__WRITTEN TASK__
Every entry here needs to be repeated exactly.

__THE INPUT__
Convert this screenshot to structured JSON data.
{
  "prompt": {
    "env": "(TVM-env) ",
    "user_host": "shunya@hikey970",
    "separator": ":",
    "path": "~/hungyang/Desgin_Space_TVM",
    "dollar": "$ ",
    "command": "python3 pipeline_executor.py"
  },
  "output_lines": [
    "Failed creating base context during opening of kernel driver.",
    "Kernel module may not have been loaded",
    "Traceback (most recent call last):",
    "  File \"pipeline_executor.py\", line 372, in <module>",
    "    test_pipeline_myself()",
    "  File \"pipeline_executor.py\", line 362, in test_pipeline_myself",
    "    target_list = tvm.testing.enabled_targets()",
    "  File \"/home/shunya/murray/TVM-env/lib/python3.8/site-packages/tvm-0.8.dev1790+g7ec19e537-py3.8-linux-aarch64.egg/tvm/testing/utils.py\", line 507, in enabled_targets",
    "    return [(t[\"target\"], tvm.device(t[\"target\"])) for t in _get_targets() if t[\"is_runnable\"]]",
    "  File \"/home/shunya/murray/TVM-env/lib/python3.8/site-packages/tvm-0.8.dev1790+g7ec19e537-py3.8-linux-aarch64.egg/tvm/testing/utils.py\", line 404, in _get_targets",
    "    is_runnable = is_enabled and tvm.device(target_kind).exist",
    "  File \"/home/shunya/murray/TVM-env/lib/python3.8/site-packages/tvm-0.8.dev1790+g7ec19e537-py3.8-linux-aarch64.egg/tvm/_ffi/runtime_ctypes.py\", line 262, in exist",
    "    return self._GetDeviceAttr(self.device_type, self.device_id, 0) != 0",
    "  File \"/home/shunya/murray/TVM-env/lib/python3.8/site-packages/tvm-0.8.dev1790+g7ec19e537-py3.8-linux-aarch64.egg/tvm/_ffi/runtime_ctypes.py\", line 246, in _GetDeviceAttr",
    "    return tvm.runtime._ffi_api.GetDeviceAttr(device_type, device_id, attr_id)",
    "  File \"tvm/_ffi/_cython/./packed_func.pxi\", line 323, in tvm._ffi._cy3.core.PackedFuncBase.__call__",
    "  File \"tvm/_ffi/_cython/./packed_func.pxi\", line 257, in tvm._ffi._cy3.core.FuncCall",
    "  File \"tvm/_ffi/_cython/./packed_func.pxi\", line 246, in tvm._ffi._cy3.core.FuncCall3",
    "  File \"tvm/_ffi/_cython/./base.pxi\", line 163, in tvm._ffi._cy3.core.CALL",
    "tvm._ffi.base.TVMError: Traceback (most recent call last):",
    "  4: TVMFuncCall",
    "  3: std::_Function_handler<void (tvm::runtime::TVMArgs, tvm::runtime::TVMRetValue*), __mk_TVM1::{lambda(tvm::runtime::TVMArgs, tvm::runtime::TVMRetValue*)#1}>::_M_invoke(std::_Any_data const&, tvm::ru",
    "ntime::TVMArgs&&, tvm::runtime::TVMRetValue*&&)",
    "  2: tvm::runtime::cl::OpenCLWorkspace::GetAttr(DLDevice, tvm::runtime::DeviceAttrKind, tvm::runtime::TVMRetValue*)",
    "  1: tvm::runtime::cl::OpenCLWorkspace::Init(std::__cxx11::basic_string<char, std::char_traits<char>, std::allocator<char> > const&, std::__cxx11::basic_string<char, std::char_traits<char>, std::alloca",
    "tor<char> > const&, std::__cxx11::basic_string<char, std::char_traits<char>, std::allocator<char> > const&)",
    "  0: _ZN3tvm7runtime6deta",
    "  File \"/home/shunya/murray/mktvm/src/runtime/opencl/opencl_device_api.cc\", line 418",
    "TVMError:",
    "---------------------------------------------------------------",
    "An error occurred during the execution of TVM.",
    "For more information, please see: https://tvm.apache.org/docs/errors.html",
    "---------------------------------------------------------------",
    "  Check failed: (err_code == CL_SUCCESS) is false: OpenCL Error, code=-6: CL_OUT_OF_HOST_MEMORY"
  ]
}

__CORRECT RESULT__
Convert this screenshot to structured JSON data.
{
  "prompt": {
    "env": "(TVM-env) ",
    "user_host": "shunya@hikey970",
    "separator": ":",
    "path": "~/hungyang/Desgin_Space_TVM",
    "dollar": "$ ",
    "command": "python3 pipeline_executor.py"
  },
  "output_lines": [
    "Failed creating base context during opening of kernel driver.",
    "Kernel module may not have been loaded",
    "Traceback (most recent call last):",
    "  File \"pipeline_executor.py\", line 372, in <module>",
    "    test_pipeline_myself()",
    "  File \"pipeline_executor.py\", line 362, in test_pipeline_myself",
    "    target_list = tvm.testing.enabled_targets()",
    "  File \"/home/shunya/murray/TVM-env/lib/python3.8/site-packages/tvm-0.8.dev1790+g7ec19e537-py3.8-linux-aarch64.egg/tvm/testing/utils.py\", line 507, in enabled_targets",
    "    return [(t[\"target\"], tvm.device(t[\"target\"])) for t in _get_targets() if t[\"is_runnable\"]]",
    "  File \"/home/shunya/murray/TVM-env/lib/python3.8/site-packages/tvm-0.8.dev1790+g7ec19e537-py3.8-linux-aarch64.egg/tvm/testing/utils.py\", line 404, in _get_targets",
    "    is_runnable = is_enabled and tvm.device(target_kind).exist",
    "  File \"/home/shunya/murray/TVM-env/lib/python3.8/site-packages/tvm-0.8.dev1790+g7ec19e537-py3.8-linux-aarch64.egg/tvm/_ffi/runtime_ctypes.py\", line 262, in exist",
    "    return self._GetDeviceAttr(self.device_type, self.device_id, 0) != 0",
    "  File \"/home/shunya/murray/TVM-env/lib/python3.8/site-packages/tvm-0.8.dev1790+g7ec19e537-py3.8-linux-aarch64.egg/tvm/_ffi/runtime_ctypes.py\", line 246, in _GetDeviceAttr",
    "    return tvm.runtime._ffi_api.GetDeviceAttr(device_type, device_id, attr_id)",
    "  File \"tvm/_ffi/_cython/./packed_func.pxi\", line 323, in tvm._ffi._cy3.core.PackedFuncBase.__call__",
    "  File \"tvm/_ffi/_cython/./packed_func.pxi\", line 257, in tvm._ffi._cy3.core.FuncCall",
    "  File \"tvm/_ffi/_cython/./packed_func.pxi\", line 246, in tvm._ffi._cy3.core.FuncCall3",
    "  File \"tvm/_ffi/_cython/./base.pxi\", line 163, in tvm._ffi._cy3.core.CALL",
    "tvm._ffi.base.TVMError: Traceback (most recent call last):",
    "  4: TVMFuncCall",
    "  3: std::_Function_handler<void (tvm::runtime::TVMArgs, tvm::runtime::TVMRetValue*), __mk_TVM1::{lambda(tvm::runtime::TVMArgs, tvm::runtime::TVMRetValue*)#1}>::_M_invoke(std::_Any_data const&, tvm::ru",
    "ntime::TVMArgs&&, tvm::runtime::TVMRetValue*&&)",
    "  2: tvm::runtime::cl::OpenCLWorkspace::GetAttr(DLDevice, tvm::runtime::DeviceAttrKind, tvm::runtime::TVMRetValue*)",
    "  1: tvm::runtime::cl::OpenCLWorkspace::Init(std::__cxx11::basic_string<char, std::char_traits<char>, std::allocator<char> > const&, std::__cxx11::basic_string<char, std::char_traits<char>, std::alloca",
    "tor<char> > const&, std::__cxx11::basic_string<char, std::char_traits<char>, std::allocator<char> > const&)",
    "  0: _ZN3tvm7runtime6deta",
    "  File \"/home/shunya/murray/mktvm/src/runtime/opencl/opencl_device_api.cc\", line 418",
    "TVMError:",
    "---------------------------------------------------------------",
    "An error occurred during the execution of TVM.",
    "For more information, please see: https://tvm.apache.org/docs/errors.html",
    "---------------------------------------------------------------",
    "  Check failed: (err_code == CL_SUCCESS) is false: OpenCL Error, code=-6: CL_OUT_OF_HOST_MEMORY"
  ]
}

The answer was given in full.